▶ **Task objective**: Each line that includes the word "Ratio" should be copied from the records.

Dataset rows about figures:
--- START ---

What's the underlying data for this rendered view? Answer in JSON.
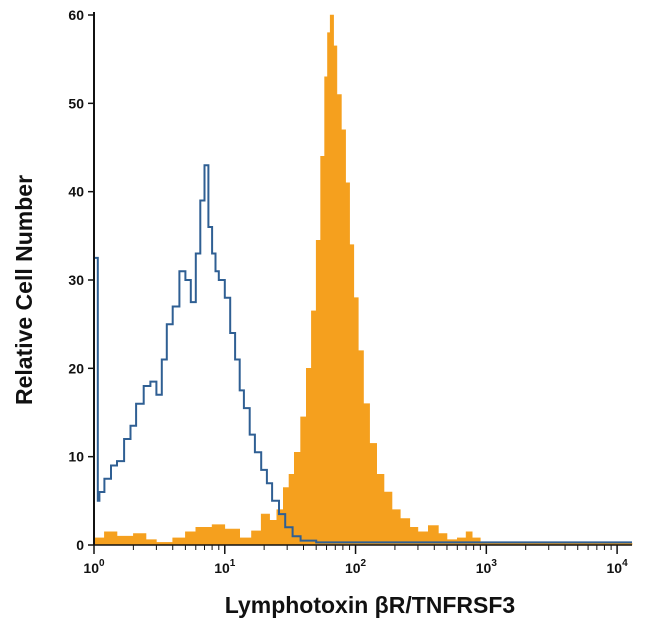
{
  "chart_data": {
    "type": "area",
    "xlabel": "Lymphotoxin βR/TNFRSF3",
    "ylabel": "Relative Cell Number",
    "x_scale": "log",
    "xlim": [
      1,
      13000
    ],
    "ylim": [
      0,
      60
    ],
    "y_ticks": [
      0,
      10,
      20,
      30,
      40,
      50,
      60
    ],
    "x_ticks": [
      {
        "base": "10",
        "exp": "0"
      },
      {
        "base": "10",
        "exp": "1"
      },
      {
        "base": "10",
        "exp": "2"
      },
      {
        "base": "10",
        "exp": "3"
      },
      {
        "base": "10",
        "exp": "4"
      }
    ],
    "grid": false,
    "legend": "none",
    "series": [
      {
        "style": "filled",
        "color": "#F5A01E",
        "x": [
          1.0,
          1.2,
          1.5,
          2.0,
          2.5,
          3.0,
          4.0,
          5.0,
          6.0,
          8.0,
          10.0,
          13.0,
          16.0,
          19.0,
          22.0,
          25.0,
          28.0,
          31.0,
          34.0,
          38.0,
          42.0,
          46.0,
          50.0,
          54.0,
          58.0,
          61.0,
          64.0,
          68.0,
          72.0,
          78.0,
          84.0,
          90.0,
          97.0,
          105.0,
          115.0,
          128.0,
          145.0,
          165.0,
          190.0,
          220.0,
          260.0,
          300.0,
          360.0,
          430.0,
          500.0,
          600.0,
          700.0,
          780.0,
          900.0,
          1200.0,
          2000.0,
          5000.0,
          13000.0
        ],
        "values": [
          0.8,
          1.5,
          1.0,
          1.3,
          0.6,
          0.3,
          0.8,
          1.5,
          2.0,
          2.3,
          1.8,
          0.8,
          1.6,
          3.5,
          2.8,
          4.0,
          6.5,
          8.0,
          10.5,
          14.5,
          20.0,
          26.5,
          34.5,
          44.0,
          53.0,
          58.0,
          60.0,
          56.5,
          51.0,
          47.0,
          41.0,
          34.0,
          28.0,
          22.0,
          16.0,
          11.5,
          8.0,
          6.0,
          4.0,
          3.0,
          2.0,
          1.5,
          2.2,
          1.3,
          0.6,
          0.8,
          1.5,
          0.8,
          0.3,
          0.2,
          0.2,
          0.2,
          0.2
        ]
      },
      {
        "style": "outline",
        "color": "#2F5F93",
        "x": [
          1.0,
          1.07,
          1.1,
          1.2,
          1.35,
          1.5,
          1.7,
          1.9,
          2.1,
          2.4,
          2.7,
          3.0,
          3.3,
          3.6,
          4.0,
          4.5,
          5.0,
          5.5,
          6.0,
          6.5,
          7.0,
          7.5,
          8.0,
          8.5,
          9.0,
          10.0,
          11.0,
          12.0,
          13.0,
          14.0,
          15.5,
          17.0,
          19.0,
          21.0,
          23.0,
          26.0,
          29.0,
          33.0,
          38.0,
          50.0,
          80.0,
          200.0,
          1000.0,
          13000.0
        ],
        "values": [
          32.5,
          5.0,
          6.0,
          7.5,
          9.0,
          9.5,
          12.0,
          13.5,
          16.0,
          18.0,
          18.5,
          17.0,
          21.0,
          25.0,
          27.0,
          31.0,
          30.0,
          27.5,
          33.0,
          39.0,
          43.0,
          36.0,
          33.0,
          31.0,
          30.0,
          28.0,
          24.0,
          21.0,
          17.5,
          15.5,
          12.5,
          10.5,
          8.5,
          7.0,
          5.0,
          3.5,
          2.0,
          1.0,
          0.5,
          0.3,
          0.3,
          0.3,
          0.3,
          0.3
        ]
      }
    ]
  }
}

--- END ---
--- START ---

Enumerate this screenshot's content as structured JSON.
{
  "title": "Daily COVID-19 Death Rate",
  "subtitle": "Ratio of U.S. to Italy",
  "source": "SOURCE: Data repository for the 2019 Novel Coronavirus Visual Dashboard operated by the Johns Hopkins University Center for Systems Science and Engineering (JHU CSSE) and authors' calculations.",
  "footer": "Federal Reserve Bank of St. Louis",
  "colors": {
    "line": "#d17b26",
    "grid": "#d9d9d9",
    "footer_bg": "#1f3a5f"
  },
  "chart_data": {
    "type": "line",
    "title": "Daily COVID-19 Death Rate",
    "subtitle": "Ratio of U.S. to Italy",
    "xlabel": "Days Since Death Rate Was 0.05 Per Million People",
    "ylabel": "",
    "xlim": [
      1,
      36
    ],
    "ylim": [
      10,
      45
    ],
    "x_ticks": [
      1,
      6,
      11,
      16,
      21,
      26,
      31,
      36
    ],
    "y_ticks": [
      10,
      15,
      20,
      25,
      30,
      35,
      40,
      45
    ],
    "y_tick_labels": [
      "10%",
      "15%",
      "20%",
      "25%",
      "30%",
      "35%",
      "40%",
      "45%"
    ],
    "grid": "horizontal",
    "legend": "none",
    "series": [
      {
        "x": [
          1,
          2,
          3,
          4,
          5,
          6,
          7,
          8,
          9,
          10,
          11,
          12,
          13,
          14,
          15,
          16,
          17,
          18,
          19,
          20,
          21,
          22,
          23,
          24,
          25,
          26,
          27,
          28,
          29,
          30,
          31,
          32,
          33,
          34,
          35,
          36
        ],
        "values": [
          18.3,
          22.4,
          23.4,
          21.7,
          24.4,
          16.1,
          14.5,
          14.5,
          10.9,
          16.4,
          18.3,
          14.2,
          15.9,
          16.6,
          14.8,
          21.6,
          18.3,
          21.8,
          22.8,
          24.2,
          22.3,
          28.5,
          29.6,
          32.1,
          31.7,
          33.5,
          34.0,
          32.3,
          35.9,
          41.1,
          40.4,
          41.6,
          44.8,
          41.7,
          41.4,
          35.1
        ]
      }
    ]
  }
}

--- END ---

▶ **Answer space**:
  "subtitle": "Ratio of U.S. to Italy",
    "subtitle": "Ratio of U.S. to Italy",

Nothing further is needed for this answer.